__What is required__
Below are records. Copy every line with "this" in it.

__Data to use__
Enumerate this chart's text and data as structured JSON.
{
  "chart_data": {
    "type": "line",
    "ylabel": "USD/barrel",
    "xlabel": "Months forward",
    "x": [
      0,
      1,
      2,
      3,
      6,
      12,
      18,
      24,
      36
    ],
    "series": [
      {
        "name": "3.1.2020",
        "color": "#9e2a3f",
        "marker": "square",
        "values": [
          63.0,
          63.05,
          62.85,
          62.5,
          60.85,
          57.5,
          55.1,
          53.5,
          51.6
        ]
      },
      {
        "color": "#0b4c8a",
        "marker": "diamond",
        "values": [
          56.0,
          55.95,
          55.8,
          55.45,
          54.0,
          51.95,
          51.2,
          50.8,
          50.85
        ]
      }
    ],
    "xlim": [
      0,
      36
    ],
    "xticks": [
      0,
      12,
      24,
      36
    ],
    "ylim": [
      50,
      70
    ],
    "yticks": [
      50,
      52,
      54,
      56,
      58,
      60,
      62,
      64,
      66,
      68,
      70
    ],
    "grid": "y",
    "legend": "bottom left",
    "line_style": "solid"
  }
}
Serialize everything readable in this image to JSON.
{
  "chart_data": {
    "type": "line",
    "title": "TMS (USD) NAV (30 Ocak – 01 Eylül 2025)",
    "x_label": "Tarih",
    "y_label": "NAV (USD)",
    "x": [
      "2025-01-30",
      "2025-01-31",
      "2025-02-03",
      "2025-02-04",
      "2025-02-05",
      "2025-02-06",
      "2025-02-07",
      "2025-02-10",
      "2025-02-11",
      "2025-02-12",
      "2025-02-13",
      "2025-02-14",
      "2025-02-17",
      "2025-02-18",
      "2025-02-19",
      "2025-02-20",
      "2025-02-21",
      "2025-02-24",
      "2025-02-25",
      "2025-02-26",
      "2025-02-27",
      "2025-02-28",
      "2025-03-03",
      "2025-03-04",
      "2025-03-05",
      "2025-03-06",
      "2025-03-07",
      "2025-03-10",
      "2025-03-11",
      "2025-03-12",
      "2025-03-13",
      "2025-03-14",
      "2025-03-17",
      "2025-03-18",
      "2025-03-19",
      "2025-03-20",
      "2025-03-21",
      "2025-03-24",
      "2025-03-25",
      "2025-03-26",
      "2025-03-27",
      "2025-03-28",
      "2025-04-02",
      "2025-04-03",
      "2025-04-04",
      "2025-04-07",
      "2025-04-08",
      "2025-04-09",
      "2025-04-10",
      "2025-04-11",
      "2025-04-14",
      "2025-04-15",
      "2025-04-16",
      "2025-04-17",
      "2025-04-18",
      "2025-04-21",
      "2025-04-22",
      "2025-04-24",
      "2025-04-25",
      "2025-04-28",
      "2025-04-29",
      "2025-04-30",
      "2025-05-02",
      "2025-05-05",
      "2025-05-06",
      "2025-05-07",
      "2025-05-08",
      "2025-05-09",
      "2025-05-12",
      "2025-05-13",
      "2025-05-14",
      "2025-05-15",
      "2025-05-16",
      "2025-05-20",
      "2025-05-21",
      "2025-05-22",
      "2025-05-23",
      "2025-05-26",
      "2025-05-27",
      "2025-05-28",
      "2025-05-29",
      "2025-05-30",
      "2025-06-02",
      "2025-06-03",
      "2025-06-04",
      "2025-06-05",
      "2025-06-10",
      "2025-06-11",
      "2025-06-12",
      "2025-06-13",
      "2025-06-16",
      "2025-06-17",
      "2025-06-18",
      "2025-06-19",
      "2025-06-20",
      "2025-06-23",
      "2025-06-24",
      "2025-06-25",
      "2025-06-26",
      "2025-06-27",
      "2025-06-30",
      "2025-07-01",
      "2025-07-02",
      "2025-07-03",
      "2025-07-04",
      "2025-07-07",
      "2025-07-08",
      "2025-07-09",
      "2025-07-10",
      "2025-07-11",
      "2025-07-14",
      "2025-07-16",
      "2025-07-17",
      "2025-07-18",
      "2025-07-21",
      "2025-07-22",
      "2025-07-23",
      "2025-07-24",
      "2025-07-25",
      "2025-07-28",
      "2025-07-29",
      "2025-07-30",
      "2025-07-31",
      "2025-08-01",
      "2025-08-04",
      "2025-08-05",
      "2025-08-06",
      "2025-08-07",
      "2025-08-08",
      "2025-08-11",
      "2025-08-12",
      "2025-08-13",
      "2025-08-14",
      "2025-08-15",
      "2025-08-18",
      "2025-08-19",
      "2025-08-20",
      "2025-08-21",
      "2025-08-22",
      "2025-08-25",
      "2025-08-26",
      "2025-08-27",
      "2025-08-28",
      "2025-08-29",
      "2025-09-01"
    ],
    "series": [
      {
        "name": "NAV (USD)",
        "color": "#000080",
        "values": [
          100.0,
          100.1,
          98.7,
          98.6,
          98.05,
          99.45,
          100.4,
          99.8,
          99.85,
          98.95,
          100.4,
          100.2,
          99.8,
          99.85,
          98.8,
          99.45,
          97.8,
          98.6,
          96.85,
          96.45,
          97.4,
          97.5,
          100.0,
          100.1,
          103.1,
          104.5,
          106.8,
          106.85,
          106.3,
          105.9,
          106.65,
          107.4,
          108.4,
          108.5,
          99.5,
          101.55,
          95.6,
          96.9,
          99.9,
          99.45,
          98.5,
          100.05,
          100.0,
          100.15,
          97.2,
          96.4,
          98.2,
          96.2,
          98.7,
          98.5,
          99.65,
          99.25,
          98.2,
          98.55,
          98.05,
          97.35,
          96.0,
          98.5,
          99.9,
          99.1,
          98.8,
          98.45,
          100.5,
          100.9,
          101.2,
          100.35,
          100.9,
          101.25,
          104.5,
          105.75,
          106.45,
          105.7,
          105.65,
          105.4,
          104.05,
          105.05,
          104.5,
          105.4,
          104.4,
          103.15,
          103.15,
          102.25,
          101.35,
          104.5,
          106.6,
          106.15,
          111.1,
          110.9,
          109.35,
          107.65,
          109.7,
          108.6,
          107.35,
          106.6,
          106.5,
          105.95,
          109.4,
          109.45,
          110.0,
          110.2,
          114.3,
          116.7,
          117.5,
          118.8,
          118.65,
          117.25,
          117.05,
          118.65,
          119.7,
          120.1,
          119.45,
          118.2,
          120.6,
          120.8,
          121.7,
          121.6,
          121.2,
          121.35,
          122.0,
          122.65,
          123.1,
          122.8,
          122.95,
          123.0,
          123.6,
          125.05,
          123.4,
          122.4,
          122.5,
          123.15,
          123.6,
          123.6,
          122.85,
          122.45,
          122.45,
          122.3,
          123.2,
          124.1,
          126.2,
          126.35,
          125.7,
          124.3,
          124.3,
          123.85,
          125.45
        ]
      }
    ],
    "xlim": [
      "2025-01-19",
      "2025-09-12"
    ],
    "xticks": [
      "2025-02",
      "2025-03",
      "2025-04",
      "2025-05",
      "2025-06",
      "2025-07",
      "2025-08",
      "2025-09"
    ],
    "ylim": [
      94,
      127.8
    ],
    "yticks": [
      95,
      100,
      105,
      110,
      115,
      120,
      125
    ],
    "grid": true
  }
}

__Worked solution__
Enumerate this chart's text and data as structured JSON.
Serialize everything readable in this image to JSON.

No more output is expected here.